======== Task inputs ========

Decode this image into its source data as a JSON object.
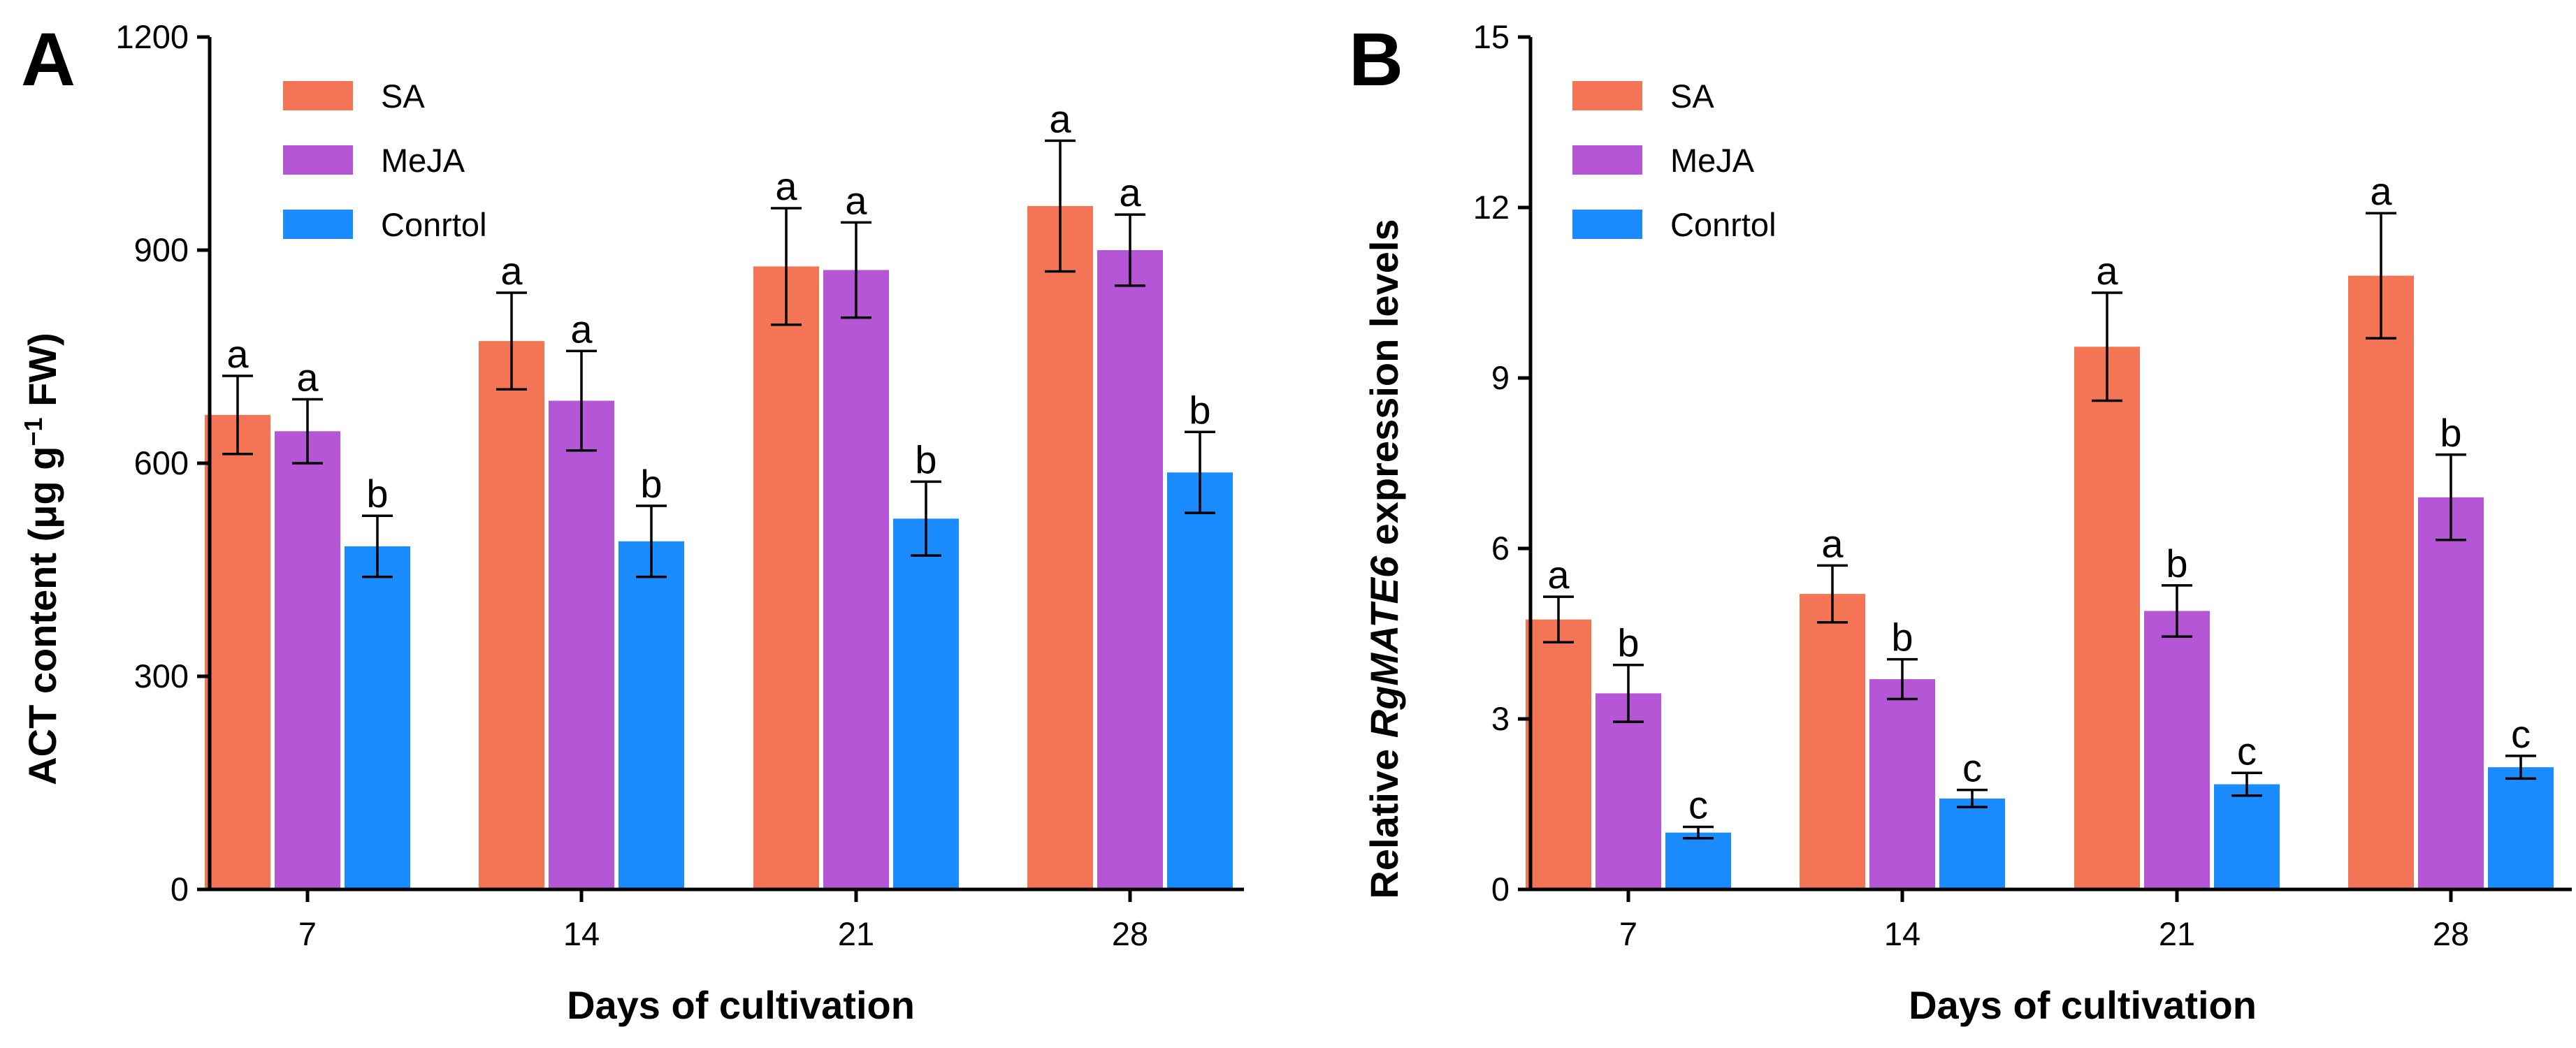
{
  "colors": {
    "SA": "#F47555",
    "MeJA": "#B556D6",
    "Control": "#1A8CFF"
  },
  "legend": [
    "SA",
    "MeJA",
    "Conrtol"
  ],
  "chart_data": [
    {
      "type": "bar",
      "panel": "A",
      "title": "",
      "xlabel": "Days of cultivation",
      "ylabel": "ACT content (μg g",
      "ylabel_exp": "−1",
      "ylabel_tail": " FW)",
      "ylim": [
        0,
        1200
      ],
      "yticks": [
        0,
        300,
        600,
        900,
        1200
      ],
      "categories": [
        "7",
        "14",
        "21",
        "28"
      ],
      "series": [
        {
          "name": "SA",
          "values": [
            668,
            772,
            877,
            962
          ],
          "errors": [
            55,
            68,
            82,
            92
          ],
          "letters": [
            "a",
            "a",
            "a",
            "a"
          ]
        },
        {
          "name": "MeJA",
          "values": [
            645,
            688,
            872,
            900
          ],
          "errors": [
            45,
            70,
            67,
            50
          ],
          "letters": [
            "a",
            "a",
            "a",
            "a"
          ]
        },
        {
          "name": "Conrtol",
          "values": [
            483,
            490,
            522,
            587
          ],
          "errors": [
            43,
            50,
            52,
            57
          ],
          "letters": [
            "b",
            "b",
            "b",
            "b"
          ]
        }
      ]
    },
    {
      "type": "bar",
      "panel": "B",
      "title": "",
      "xlabel": "Days of cultivation",
      "ylabel_pre": "Relative ",
      "ylabel_italic": "RgMATE6",
      "ylabel_post": " expression levels",
      "ylim": [
        0,
        15
      ],
      "yticks": [
        0,
        3,
        6,
        9,
        12,
        15
      ],
      "categories": [
        "7",
        "14",
        "21",
        "28"
      ],
      "series": [
        {
          "name": "SA",
          "values": [
            4.75,
            5.2,
            9.55,
            10.8
          ],
          "errors": [
            0.4,
            0.5,
            0.95,
            1.1
          ],
          "letters": [
            "a",
            "a",
            "a",
            "a"
          ]
        },
        {
          "name": "MeJA",
          "values": [
            3.45,
            3.7,
            4.9,
            6.9
          ],
          "errors": [
            0.5,
            0.35,
            0.45,
            0.75
          ],
          "letters": [
            "b",
            "b",
            "b",
            "b"
          ]
        },
        {
          "name": "Conrtol",
          "values": [
            1.0,
            1.6,
            1.85,
            2.15
          ],
          "errors": [
            0.1,
            0.15,
            0.2,
            0.2
          ],
          "letters": [
            "c",
            "c",
            "c",
            "c"
          ]
        }
      ]
    }
  ]
}
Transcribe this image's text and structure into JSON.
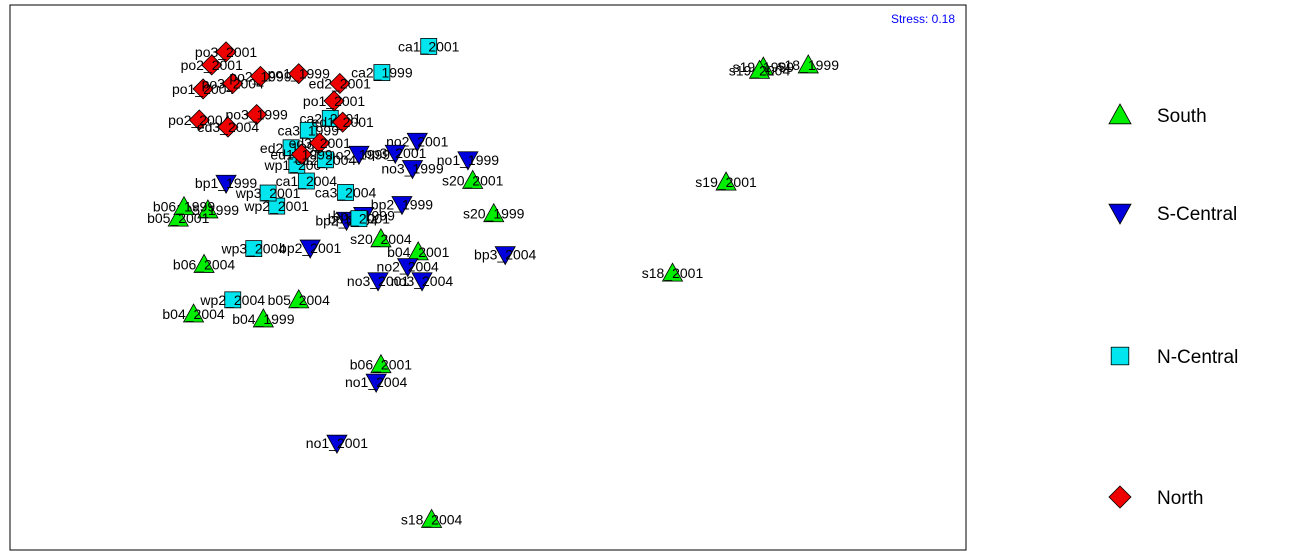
{
  "chart_data": {
    "type": "scatter",
    "title": "",
    "xlabel": "",
    "ylabel": "",
    "annotation": "Stress: 0.18",
    "annotation_color": "#0000ff",
    "grid": false,
    "legend_position": "right",
    "xlim": [
      0,
      100
    ],
    "ylim": [
      0,
      100
    ],
    "groups": [
      {
        "name": "South",
        "marker": "triangle-up",
        "color": "#00ee00"
      },
      {
        "name": "S-Central",
        "marker": "triangle-down",
        "color": "#0000dd"
      },
      {
        "name": "N-Central",
        "marker": "square",
        "color": "#00e5ee"
      },
      {
        "name": "North",
        "marker": "diamond",
        "color": "#ee0000"
      }
    ],
    "points": [
      {
        "label": "s18_1999",
        "group": "South",
        "x": 83.5,
        "y": 89.0
      },
      {
        "label": "s19_1999",
        "group": "South",
        "x": 78.8,
        "y": 88.6
      },
      {
        "label": "s19_2004",
        "group": "South",
        "x": 78.4,
        "y": 88.0
      },
      {
        "label": "s19_2001",
        "group": "South",
        "x": 74.9,
        "y": 67.5
      },
      {
        "label": "s18_2001",
        "group": "South",
        "x": 69.3,
        "y": 50.8
      },
      {
        "label": "s20_1999",
        "group": "South",
        "x": 50.6,
        "y": 61.7
      },
      {
        "label": "s20_2001",
        "group": "South",
        "x": 48.4,
        "y": 67.8
      },
      {
        "label": "b04_2001",
        "group": "South",
        "x": 42.7,
        "y": 54.7
      },
      {
        "label": "s20_2004",
        "group": "South",
        "x": 38.8,
        "y": 57.1
      },
      {
        "label": "b06_2001",
        "group": "South",
        "x": 38.8,
        "y": 34.0
      },
      {
        "label": "s18_2004",
        "group": "South",
        "x": 44.1,
        "y": 5.6
      },
      {
        "label": "b05_2004",
        "group": "South",
        "x": 30.2,
        "y": 45.9
      },
      {
        "label": "b04_1999",
        "group": "South",
        "x": 26.5,
        "y": 42.4
      },
      {
        "label": "b04_2004",
        "group": "South",
        "x": 19.2,
        "y": 43.3
      },
      {
        "label": "b06_2004",
        "group": "South",
        "x": 20.3,
        "y": 52.4
      },
      {
        "label": "b05_1999",
        "group": "South",
        "x": 20.7,
        "y": 62.4
      },
      {
        "label": "b05_2001",
        "group": "South",
        "x": 17.6,
        "y": 60.9
      },
      {
        "label": "b06_1999",
        "group": "South",
        "x": 18.2,
        "y": 63.0
      },
      {
        "label": "bp3_2004",
        "group": "S-Central",
        "x": 51.8,
        "y": 54.2
      },
      {
        "label": "no2_2001",
        "group": "S-Central",
        "x": 42.6,
        "y": 75.0
      },
      {
        "label": "no1_1999",
        "group": "S-Central",
        "x": 47.9,
        "y": 71.6
      },
      {
        "label": "bp3_2001",
        "group": "S-Central",
        "x": 40.3,
        "y": 72.8
      },
      {
        "label": "no3_1999",
        "group": "S-Central",
        "x": 42.1,
        "y": 70.0
      },
      {
        "label": "no3_2004",
        "group": "S-Central",
        "x": 43.1,
        "y": 49.4
      },
      {
        "label": "no2_2004",
        "group": "S-Central",
        "x": 41.6,
        "y": 52.0
      },
      {
        "label": "no3_2001",
        "group": "S-Central",
        "x": 38.5,
        "y": 49.4
      },
      {
        "label": "bp2_2001",
        "group": "S-Central",
        "x": 31.4,
        "y": 55.4
      },
      {
        "label": "bp2_2004",
        "group": "S-Central",
        "x": 35.2,
        "y": 60.5
      },
      {
        "label": "bp3_1999",
        "group": "S-Central",
        "x": 37.0,
        "y": 61.4
      },
      {
        "label": "bp2_1999",
        "group": "S-Central",
        "x": 41.0,
        "y": 63.4
      },
      {
        "label": "no1_2004",
        "group": "S-Central",
        "x": 38.3,
        "y": 30.8
      },
      {
        "label": "no1_2001",
        "group": "S-Central",
        "x": 34.2,
        "y": 19.6
      },
      {
        "label": "bp1_1999",
        "group": "S-Central",
        "x": 22.6,
        "y": 67.3
      },
      {
        "label": "no2_1999",
        "group": "S-Central",
        "x": 36.5,
        "y": 72.6
      },
      {
        "label": "ca1_2001",
        "group": "N-Central",
        "x": 43.8,
        "y": 92.4
      },
      {
        "label": "ca2_1999",
        "group": "N-Central",
        "x": 38.9,
        "y": 87.6
      },
      {
        "label": "ca3_2004",
        "group": "N-Central",
        "x": 35.1,
        "y": 65.6
      },
      {
        "label": "bp1_2001",
        "group": "N-Central",
        "x": 36.5,
        "y": 60.8
      },
      {
        "label": "wp3_2004",
        "group": "N-Central",
        "x": 25.5,
        "y": 55.3
      },
      {
        "label": "wp2_2004",
        "group": "N-Central",
        "x": 23.3,
        "y": 45.9
      },
      {
        "label": "wp2_2001",
        "group": "N-Central",
        "x": 27.9,
        "y": 63.1
      },
      {
        "label": "wp3_2001",
        "group": "N-Central",
        "x": 27.0,
        "y": 65.5
      },
      {
        "label": "ca1_2004",
        "group": "N-Central",
        "x": 31.0,
        "y": 67.7
      },
      {
        "label": "wp1_2004",
        "group": "N-Central",
        "x": 30.0,
        "y": 70.6
      },
      {
        "label": "ca2_2004",
        "group": "N-Central",
        "x": 33.0,
        "y": 71.6
      },
      {
        "label": "ca2_2001",
        "group": "N-Central",
        "x": 33.5,
        "y": 79.2
      },
      {
        "label": "ca3_1999",
        "group": "N-Central",
        "x": 31.2,
        "y": 77.0
      },
      {
        "label": "ed2_1999",
        "group": "N-Central",
        "x": 29.4,
        "y": 73.8
      },
      {
        "label": "po3_2001",
        "group": "North",
        "x": 22.6,
        "y": 91.4
      },
      {
        "label": "po2_2001",
        "group": "North",
        "x": 21.1,
        "y": 89.0
      },
      {
        "label": "po1_2004",
        "group": "North",
        "x": 20.2,
        "y": 84.6
      },
      {
        "label": "po3_2004",
        "group": "North",
        "x": 23.3,
        "y": 85.6
      },
      {
        "label": "po2_1999",
        "group": "North",
        "x": 26.2,
        "y": 86.9
      },
      {
        "label": "po1_1999",
        "group": "North",
        "x": 30.2,
        "y": 87.4
      },
      {
        "label": "ed2_2001",
        "group": "North",
        "x": 34.5,
        "y": 85.6
      },
      {
        "label": "po1_2001",
        "group": "North",
        "x": 33.9,
        "y": 82.4
      },
      {
        "label": "po2_2004",
        "group": "North",
        "x": 19.8,
        "y": 78.9
      },
      {
        "label": "po3_1999",
        "group": "North",
        "x": 25.8,
        "y": 79.9
      },
      {
        "label": "ed3_2004",
        "group": "North",
        "x": 22.8,
        "y": 77.6
      },
      {
        "label": "ed1_2001",
        "group": "North",
        "x": 34.8,
        "y": 78.5
      },
      {
        "label": "ed3_2001",
        "group": "North",
        "x": 32.4,
        "y": 74.7
      },
      {
        "label": "ed1_1999",
        "group": "North",
        "x": 30.5,
        "y": 72.6
      }
    ]
  }
}
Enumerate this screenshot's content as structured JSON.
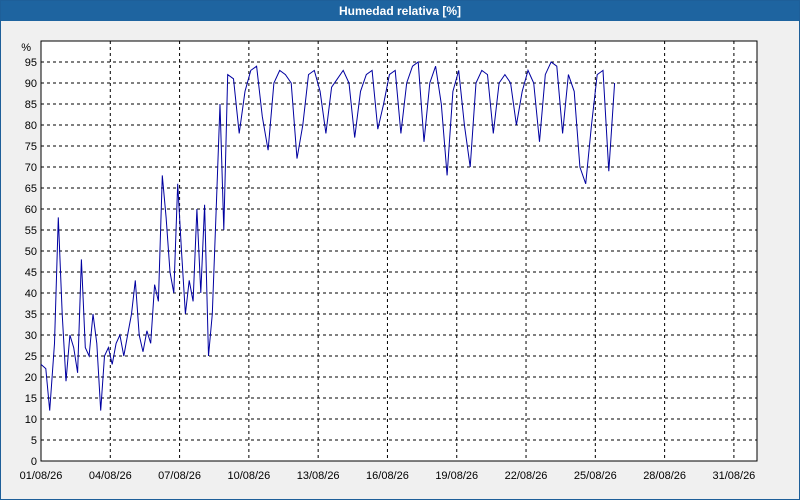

========

# Exercise prompt:
Find the number of lines in which the word "image" occurs, and write nothing but that number.

# Expected output:
2